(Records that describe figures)
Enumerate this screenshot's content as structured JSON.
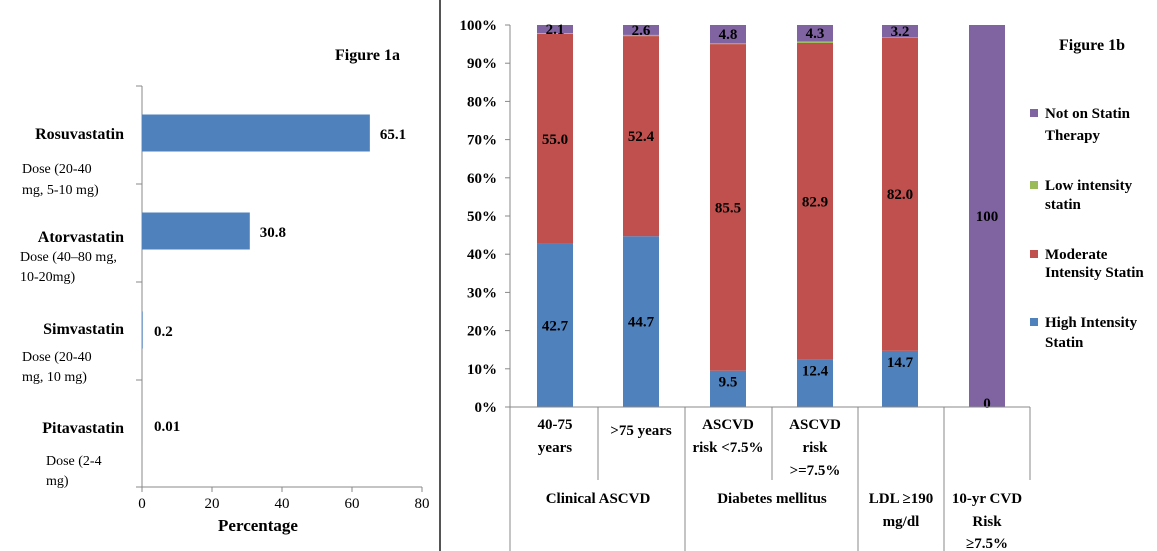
{
  "figure_1a": {
    "title": "Figure 1a",
    "xlabel": "Percentage",
    "bar_color": "#4f81bd",
    "chart_data": {
      "type": "bar",
      "orientation": "horizontal",
      "categories": [
        "Rosuvastatin",
        "Atorvastatin",
        "Simvastatin",
        "Pitavastatin"
      ],
      "dose_labels": [
        [
          "Dose (20-40",
          "mg, 5-10 mg)"
        ],
        [
          "Dose (40–80 mg,",
          "10-20mg)"
        ],
        [
          "Dose (20-40",
          "mg, 10 mg)"
        ],
        [
          "Dose (2-4",
          "mg)"
        ]
      ],
      "values": [
        65.1,
        30.8,
        0.2,
        0.01
      ],
      "data_labels": [
        "65.1",
        "30.8",
        "0.2",
        "0.01"
      ],
      "xlim": [
        0,
        80
      ],
      "xticks": [
        0,
        20,
        40,
        60,
        80
      ],
      "grid": false
    }
  },
  "figure_1b": {
    "title": "Figure 1b",
    "chart_data": {
      "type": "bar",
      "stacked": true,
      "categories": [
        [
          "40-75",
          "years"
        ],
        [
          ">75 years"
        ],
        [
          "ASCVD",
          "risk <7.5%"
        ],
        [
          "ASCVD",
          "risk",
          ">=7.5%"
        ],
        [],
        []
      ],
      "groups": [
        {
          "label": [
            "Clinical ASCVD"
          ],
          "span": [
            0,
            1
          ]
        },
        {
          "label": [
            "Diabetes mellitus"
          ],
          "span": [
            2,
            3
          ]
        },
        {
          "label": [
            "LDL ≥190",
            "mg/dl"
          ],
          "span": [
            4,
            4
          ]
        },
        {
          "label": [
            "10-yr CVD",
            "Risk",
            "≥7.5%"
          ],
          "span": [
            5,
            5
          ]
        }
      ],
      "series": [
        {
          "name": "High Intensity Statin",
          "color": "#4f81bd",
          "values": [
            42.7,
            44.7,
            9.5,
            12.4,
            14.7,
            0
          ],
          "labels": [
            "42.7",
            "44.7",
            "9.5",
            "12.4",
            "14.7",
            "0"
          ]
        },
        {
          "name": "Moderate Intensity Statin",
          "color": "#c0504d",
          "values": [
            55.0,
            52.4,
            85.5,
            82.9,
            82.0,
            0
          ],
          "labels": [
            "55.0",
            "52.4",
            "85.5",
            "82.9",
            "82.0",
            ""
          ]
        },
        {
          "name": "Low intensity statin",
          "color": "#9bbb59",
          "values": [
            0.2,
            0.3,
            0.2,
            0.4,
            0.1,
            0
          ],
          "labels": [
            "",
            "",
            "",
            "",
            "",
            ""
          ]
        },
        {
          "name": "Not on Statin Therapy",
          "color": "#8064a2",
          "values": [
            2.1,
            2.6,
            4.8,
            4.3,
            3.2,
            100
          ],
          "labels": [
            "2.1",
            "2.6",
            "4.8",
            "4.3",
            "3.2",
            "100"
          ]
        }
      ],
      "legend": {
        "placement": "right",
        "entries": [
          {
            "series": 3,
            "lines": [
              "Not on Statin",
              "Therapy"
            ]
          },
          {
            "series": 2,
            "lines": [
              "Low intensity",
              "statin"
            ]
          },
          {
            "series": 1,
            "lines": [
              "Moderate",
              "Intensity Statin"
            ]
          },
          {
            "series": 0,
            "lines": [
              "High Intensity",
              "Statin"
            ]
          }
        ]
      },
      "yticks": [
        "0%",
        "10%",
        "20%",
        "30%",
        "40%",
        "50%",
        "60%",
        "70%",
        "80%",
        "90%",
        "100%"
      ],
      "ylim": [
        0,
        100
      ],
      "grid": false
    }
  }
}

### What you need to do
Reproduce all entries exactly. Pictures do not belong in the copy.

### Correct output
Enumerate this screenshot's content as structured JSON.
{
  "figure_1a": {
    "title": "Figure 1a",
    "xlabel": "Percentage",
    "bar_color": "#4f81bd",
    "chart_data": {
      "type": "bar",
      "orientation": "horizontal",
      "categories": [
        "Rosuvastatin",
        "Atorvastatin",
        "Simvastatin",
        "Pitavastatin"
      ],
      "dose_labels": [
        [
          "Dose (20-40",
          "mg, 5-10 mg)"
        ],
        [
          "Dose (40–80 mg,",
          "10-20mg)"
        ],
        [
          "Dose (20-40",
          "mg, 10 mg)"
        ],
        [
          "Dose (2-4",
          "mg)"
        ]
      ],
      "values": [
        65.1,
        30.8,
        0.2,
        0.01
      ],
      "data_labels": [
        "65.1",
        "30.8",
        "0.2",
        "0.01"
      ],
      "xlim": [
        0,
        80
      ],
      "xticks": [
        0,
        20,
        40,
        60,
        80
      ],
      "grid": false
    }
  },
  "figure_1b": {
    "title": "Figure 1b",
    "chart_data": {
      "type": "bar",
      "stacked": true,
      "categories": [
        [
          "40-75",
          "years"
        ],
        [
          ">75 years"
        ],
        [
          "ASCVD",
          "risk <7.5%"
        ],
        [
          "ASCVD",
          "risk",
          ">=7.5%"
        ],
        [],
        []
      ],
      "groups": [
        {
          "label": [
            "Clinical ASCVD"
          ],
          "span": [
            0,
            1
          ]
        },
        {
          "label": [
            "Diabetes mellitus"
          ],
          "span": [
            2,
            3
          ]
        },
        {
          "label": [
            "LDL ≥190",
            "mg/dl"
          ],
          "span": [
            4,
            4
          ]
        },
        {
          "label": [
            "10-yr CVD",
            "Risk",
            "≥7.5%"
          ],
          "span": [
            5,
            5
          ]
        }
      ],
      "series": [
        {
          "name": "High Intensity Statin",
          "color": "#4f81bd",
          "values": [
            42.7,
            44.7,
            9.5,
            12.4,
            14.7,
            0
          ],
          "labels": [
            "42.7",
            "44.7",
            "9.5",
            "12.4",
            "14.7",
            "0"
          ]
        },
        {
          "name": "Moderate Intensity Statin",
          "color": "#c0504d",
          "values": [
            55.0,
            52.4,
            85.5,
            82.9,
            82.0,
            0
          ],
          "labels": [
            "55.0",
            "52.4",
            "85.5",
            "82.9",
            "82.0",
            ""
          ]
        },
        {
          "name": "Low intensity statin",
          "color": "#9bbb59",
          "values": [
            0.2,
            0.3,
            0.2,
            0.4,
            0.1,
            0
          ],
          "labels": [
            "",
            "",
            "",
            "",
            "",
            ""
          ]
        },
        {
          "name": "Not on Statin Therapy",
          "color": "#8064a2",
          "values": [
            2.1,
            2.6,
            4.8,
            4.3,
            3.2,
            100
          ],
          "labels": [
            "2.1",
            "2.6",
            "4.8",
            "4.3",
            "3.2",
            "100"
          ]
        }
      ],
      "legend": {
        "placement": "right",
        "entries": [
          {
            "series": 3,
            "lines": [
              "Not on Statin",
              "Therapy"
            ]
          },
          {
            "series": 2,
            "lines": [
              "Low intensity",
              "statin"
            ]
          },
          {
            "series": 1,
            "lines": [
              "Moderate",
              "Intensity Statin"
            ]
          },
          {
            "series": 0,
            "lines": [
              "High Intensity",
              "Statin"
            ]
          }
        ]
      },
      "yticks": [
        "0%",
        "10%",
        "20%",
        "30%",
        "40%",
        "50%",
        "60%",
        "70%",
        "80%",
        "90%",
        "100%"
      ],
      "ylim": [
        0,
        100
      ],
      "grid": false
    }
  }
}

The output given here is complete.